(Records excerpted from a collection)

————————

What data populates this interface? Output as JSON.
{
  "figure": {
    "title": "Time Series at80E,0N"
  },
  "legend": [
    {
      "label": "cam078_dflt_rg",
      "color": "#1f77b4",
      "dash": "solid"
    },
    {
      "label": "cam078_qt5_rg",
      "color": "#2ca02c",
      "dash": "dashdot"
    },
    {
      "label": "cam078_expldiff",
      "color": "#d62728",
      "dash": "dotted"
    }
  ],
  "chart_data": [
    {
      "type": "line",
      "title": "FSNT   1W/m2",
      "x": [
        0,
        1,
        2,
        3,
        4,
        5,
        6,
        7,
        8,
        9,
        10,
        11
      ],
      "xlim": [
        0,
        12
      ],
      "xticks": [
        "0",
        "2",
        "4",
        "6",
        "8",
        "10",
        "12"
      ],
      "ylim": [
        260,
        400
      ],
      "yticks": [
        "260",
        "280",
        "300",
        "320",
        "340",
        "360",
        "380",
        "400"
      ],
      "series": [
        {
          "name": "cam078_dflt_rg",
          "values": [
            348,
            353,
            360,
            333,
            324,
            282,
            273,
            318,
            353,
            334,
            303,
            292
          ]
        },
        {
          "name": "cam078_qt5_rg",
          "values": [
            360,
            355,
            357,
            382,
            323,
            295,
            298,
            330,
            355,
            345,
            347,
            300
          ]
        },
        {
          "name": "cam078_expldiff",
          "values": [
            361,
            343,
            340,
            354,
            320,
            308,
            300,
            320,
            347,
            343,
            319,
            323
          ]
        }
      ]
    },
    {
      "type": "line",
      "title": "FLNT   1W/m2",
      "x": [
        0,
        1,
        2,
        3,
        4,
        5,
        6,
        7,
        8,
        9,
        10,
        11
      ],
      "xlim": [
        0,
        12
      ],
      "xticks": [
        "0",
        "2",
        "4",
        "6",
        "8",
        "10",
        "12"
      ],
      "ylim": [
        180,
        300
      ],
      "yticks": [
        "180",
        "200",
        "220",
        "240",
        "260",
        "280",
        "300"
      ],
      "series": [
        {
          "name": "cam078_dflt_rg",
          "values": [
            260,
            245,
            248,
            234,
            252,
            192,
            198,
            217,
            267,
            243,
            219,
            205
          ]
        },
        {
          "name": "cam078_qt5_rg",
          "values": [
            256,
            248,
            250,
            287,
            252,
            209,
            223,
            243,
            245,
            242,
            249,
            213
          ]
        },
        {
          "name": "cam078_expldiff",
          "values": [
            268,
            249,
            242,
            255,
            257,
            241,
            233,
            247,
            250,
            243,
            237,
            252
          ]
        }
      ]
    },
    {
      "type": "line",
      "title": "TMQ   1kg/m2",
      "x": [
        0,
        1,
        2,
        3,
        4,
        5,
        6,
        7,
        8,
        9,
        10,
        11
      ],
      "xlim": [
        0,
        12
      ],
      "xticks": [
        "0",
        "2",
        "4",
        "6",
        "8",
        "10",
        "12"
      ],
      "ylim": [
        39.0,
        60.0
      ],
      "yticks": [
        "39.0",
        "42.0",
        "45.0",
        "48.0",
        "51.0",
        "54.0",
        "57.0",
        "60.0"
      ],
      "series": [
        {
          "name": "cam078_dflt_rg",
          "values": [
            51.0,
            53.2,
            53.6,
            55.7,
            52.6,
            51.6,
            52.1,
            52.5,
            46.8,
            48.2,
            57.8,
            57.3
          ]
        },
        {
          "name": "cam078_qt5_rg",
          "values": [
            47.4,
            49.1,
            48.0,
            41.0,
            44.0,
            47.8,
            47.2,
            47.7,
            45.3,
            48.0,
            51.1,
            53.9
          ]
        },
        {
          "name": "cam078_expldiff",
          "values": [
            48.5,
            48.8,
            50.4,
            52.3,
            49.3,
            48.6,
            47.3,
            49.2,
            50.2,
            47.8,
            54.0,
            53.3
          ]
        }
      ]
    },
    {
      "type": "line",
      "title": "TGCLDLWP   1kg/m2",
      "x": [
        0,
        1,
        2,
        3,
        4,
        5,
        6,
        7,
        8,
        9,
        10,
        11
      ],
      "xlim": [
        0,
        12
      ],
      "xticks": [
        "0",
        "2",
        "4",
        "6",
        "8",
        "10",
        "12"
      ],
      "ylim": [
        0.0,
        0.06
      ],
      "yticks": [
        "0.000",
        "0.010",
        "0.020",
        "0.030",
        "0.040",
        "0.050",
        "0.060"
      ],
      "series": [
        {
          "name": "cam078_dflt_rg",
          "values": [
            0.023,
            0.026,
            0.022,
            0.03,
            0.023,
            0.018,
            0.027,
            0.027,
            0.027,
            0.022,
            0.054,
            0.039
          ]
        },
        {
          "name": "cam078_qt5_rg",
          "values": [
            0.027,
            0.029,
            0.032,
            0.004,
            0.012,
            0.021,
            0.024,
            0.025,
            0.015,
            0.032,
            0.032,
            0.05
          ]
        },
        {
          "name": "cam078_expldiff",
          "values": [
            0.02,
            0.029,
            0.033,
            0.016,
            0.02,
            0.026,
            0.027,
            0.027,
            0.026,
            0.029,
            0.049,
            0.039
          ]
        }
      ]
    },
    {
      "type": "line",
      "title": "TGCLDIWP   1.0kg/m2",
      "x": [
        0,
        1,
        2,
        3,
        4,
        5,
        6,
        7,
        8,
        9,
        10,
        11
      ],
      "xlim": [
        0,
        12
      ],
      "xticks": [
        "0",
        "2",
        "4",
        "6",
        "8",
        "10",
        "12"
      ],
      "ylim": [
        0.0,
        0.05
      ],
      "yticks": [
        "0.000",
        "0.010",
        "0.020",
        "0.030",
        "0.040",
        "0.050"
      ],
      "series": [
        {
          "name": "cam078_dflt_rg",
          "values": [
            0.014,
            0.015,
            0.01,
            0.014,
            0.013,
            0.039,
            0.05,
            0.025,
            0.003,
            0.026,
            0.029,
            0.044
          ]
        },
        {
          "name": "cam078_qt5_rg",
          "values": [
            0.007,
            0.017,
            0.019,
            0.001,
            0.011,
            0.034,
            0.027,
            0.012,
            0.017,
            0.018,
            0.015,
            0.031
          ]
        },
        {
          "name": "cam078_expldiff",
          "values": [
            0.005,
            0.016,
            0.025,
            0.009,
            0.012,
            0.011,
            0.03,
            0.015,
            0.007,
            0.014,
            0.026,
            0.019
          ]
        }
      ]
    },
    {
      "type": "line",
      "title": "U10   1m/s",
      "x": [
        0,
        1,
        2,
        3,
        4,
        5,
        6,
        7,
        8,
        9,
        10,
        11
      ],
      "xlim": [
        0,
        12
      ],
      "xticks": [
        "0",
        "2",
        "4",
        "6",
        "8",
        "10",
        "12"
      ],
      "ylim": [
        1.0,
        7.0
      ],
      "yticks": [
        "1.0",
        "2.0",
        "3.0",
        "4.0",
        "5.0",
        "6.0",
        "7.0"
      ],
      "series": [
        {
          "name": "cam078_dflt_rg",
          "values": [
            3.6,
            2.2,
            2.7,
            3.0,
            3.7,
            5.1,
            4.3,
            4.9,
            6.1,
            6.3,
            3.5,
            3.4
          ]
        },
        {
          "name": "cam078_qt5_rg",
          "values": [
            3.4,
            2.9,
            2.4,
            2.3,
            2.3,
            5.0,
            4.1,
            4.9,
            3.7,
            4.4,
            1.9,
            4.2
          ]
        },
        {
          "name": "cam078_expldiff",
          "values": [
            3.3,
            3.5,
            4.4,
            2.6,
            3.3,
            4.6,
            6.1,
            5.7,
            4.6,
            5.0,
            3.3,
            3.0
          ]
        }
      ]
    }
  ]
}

————————

• _SET TASK_: Go through the records and print each one exactly.

• _EXERCISE SOLUTION_:
What data populates this interface? Output as JSON.
{
  "figure": {
    "title": "Time Series at80E,0N"
  },
  "legend": [
    {
      "label": "cam078_dflt_rg",
      "color": "#1f77b4",
      "dash": "solid"
    },
    {
      "label": "cam078_qt5_rg",
      "color": "#2ca02c",
      "dash": "dashdot"
    },
    {
      "label": "cam078_expldiff",
      "color": "#d62728",
      "dash": "dotted"
    }
  ],
  "chart_data": [
    {
      "type": "line",
      "title": "FSNT   1W/m2",
      "x": [
        0,
        1,
        2,
        3,
        4,
        5,
        6,
        7,
        8,
        9,
        10,
        11
      ],
      "xlim": [
        0,
        12
      ],
      "xticks": [
        "0",
        "2",
        "4",
        "6",
        "8",
        "10",
        "12"
      ],
      "ylim": [
        260,
        400
      ],
      "yticks": [
        "260",
        "280",
        "300",
        "320",
        "340",
        "360",
        "380",
        "400"
      ],
      "series": [
        {
          "name": "cam078_dflt_rg",
          "values": [
            348,
            353,
            360,
            333,
            324,
            282,
            273,
            318,
            353,
            334,
            303,
            292
          ]
        },
        {
          "name": "cam078_qt5_rg",
          "values": [
            360,
            355,
            357,
            382,
            323,
            295,
            298,
            330,
            355,
            345,
            347,
            300
          ]
        },
        {
          "name": "cam078_expldiff",
          "values": [
            361,
            343,
            340,
            354,
            320,
            308,
            300,
            320,
            347,
            343,
            319,
            323
          ]
        }
      ]
    },
    {
      "type": "line",
      "title": "FLNT   1W/m2",
      "x": [
        0,
        1,
        2,
        3,
        4,
        5,
        6,
        7,
        8,
        9,
        10,
        11
      ],
      "xlim": [
        0,
        12
      ],
      "xticks": [
        "0",
        "2",
        "4",
        "6",
        "8",
        "10",
        "12"
      ],
      "ylim": [
        180,
        300
      ],
      "yticks": [
        "180",
        "200",
        "220",
        "240",
        "260",
        "280",
        "300"
      ],
      "series": [
        {
          "name": "cam078_dflt_rg",
          "values": [
            260,
            245,
            248,
            234,
            252,
            192,
            198,
            217,
            267,
            243,
            219,
            205
          ]
        },
        {
          "name": "cam078_qt5_rg",
          "values": [
            256,
            248,
            250,
            287,
            252,
            209,
            223,
            243,
            245,
            242,
            249,
            213
          ]
        },
        {
          "name": "cam078_expldiff",
          "values": [
            268,
            249,
            242,
            255,
            257,
            241,
            233,
            247,
            250,
            243,
            237,
            252
          ]
        }
      ]
    },
    {
      "type": "line",
      "title": "TMQ   1kg/m2",
      "x": [
        0,
        1,
        2,
        3,
        4,
        5,
        6,
        7,
        8,
        9,
        10,
        11
      ],
      "xlim": [
        0,
        12
      ],
      "xticks": [
        "0",
        "2",
        "4",
        "6",
        "8",
        "10",
        "12"
      ],
      "ylim": [
        39.0,
        60.0
      ],
      "yticks": [
        "39.0",
        "42.0",
        "45.0",
        "48.0",
        "51.0",
        "54.0",
        "57.0",
        "60.0"
      ],
      "series": [
        {
          "name": "cam078_dflt_rg",
          "values": [
            51.0,
            53.2,
            53.6,
            55.7,
            52.6,
            51.6,
            52.1,
            52.5,
            46.8,
            48.2,
            57.8,
            57.3
          ]
        },
        {
          "name": "cam078_qt5_rg",
          "values": [
            47.4,
            49.1,
            48.0,
            41.0,
            44.0,
            47.8,
            47.2,
            47.7,
            45.3,
            48.0,
            51.1,
            53.9
          ]
        },
        {
          "name": "cam078_expldiff",
          "values": [
            48.5,
            48.8,
            50.4,
            52.3,
            49.3,
            48.6,
            47.3,
            49.2,
            50.2,
            47.8,
            54.0,
            53.3
          ]
        }
      ]
    },
    {
      "type": "line",
      "title": "TGCLDLWP   1kg/m2",
      "x": [
        0,
        1,
        2,
        3,
        4,
        5,
        6,
        7,
        8,
        9,
        10,
        11
      ],
      "xlim": [
        0,
        12
      ],
      "xticks": [
        "0",
        "2",
        "4",
        "6",
        "8",
        "10",
        "12"
      ],
      "ylim": [
        0.0,
        0.06
      ],
      "yticks": [
        "0.000",
        "0.010",
        "0.020",
        "0.030",
        "0.040",
        "0.050",
        "0.060"
      ],
      "series": [
        {
          "name": "cam078_dflt_rg",
          "values": [
            0.023,
            0.026,
            0.022,
            0.03,
            0.023,
            0.018,
            0.027,
            0.027,
            0.027,
            0.022,
            0.054,
            0.039
          ]
        },
        {
          "name": "cam078_qt5_rg",
          "values": [
            0.027,
            0.029,
            0.032,
            0.004,
            0.012,
            0.021,
            0.024,
            0.025,
            0.015,
            0.032,
            0.032,
            0.05
          ]
        },
        {
          "name": "cam078_expldiff",
          "values": [
            0.02,
            0.029,
            0.033,
            0.016,
            0.02,
            0.026,
            0.027,
            0.027,
            0.026,
            0.029,
            0.049,
            0.039
          ]
        }
      ]
    },
    {
      "type": "line",
      "title": "TGCLDIWP   1.0kg/m2",
      "x": [
        0,
        1,
        2,
        3,
        4,
        5,
        6,
        7,
        8,
        9,
        10,
        11
      ],
      "xlim": [
        0,
        12
      ],
      "xticks": [
        "0",
        "2",
        "4",
        "6",
        "8",
        "10",
        "12"
      ],
      "ylim": [
        0.0,
        0.05
      ],
      "yticks": [
        "0.000",
        "0.010",
        "0.020",
        "0.030",
        "0.040",
        "0.050"
      ],
      "series": [
        {
          "name": "cam078_dflt_rg",
          "values": [
            0.014,
            0.015,
            0.01,
            0.014,
            0.013,
            0.039,
            0.05,
            0.025,
            0.003,
            0.026,
            0.029,
            0.044
          ]
        },
        {
          "name": "cam078_qt5_rg",
          "values": [
            0.007,
            0.017,
            0.019,
            0.001,
            0.011,
            0.034,
            0.027,
            0.012,
            0.017,
            0.018,
            0.015,
            0.031
          ]
        },
        {
          "name": "cam078_expldiff",
          "values": [
            0.005,
            0.016,
            0.025,
            0.009,
            0.012,
            0.011,
            0.03,
            0.015,
            0.007,
            0.014,
            0.026,
            0.019
          ]
        }
      ]
    },
    {
      "type": "line",
      "title": "U10   1m/s",
      "x": [
        0,
        1,
        2,
        3,
        4,
        5,
        6,
        7,
        8,
        9,
        10,
        11
      ],
      "xlim": [
        0,
        12
      ],
      "xticks": [
        "0",
        "2",
        "4",
        "6",
        "8",
        "10",
        "12"
      ],
      "ylim": [
        1.0,
        7.0
      ],
      "yticks": [
        "1.0",
        "2.0",
        "3.0",
        "4.0",
        "5.0",
        "6.0",
        "7.0"
      ],
      "series": [
        {
          "name": "cam078_dflt_rg",
          "values": [
            3.6,
            2.2,
            2.7,
            3.0,
            3.7,
            5.1,
            4.3,
            4.9,
            6.1,
            6.3,
            3.5,
            3.4
          ]
        },
        {
          "name": "cam078_qt5_rg",
          "values": [
            3.4,
            2.9,
            2.4,
            2.3,
            2.3,
            5.0,
            4.1,
            4.9,
            3.7,
            4.4,
            1.9,
            4.2
          ]
        },
        {
          "name": "cam078_expldiff",
          "values": [
            3.3,
            3.5,
            4.4,
            2.6,
            3.3,
            4.6,
            6.1,
            5.7,
            4.6,
            5.0,
            3.3,
            3.0
          ]
        }
      ]
    }
  ]
}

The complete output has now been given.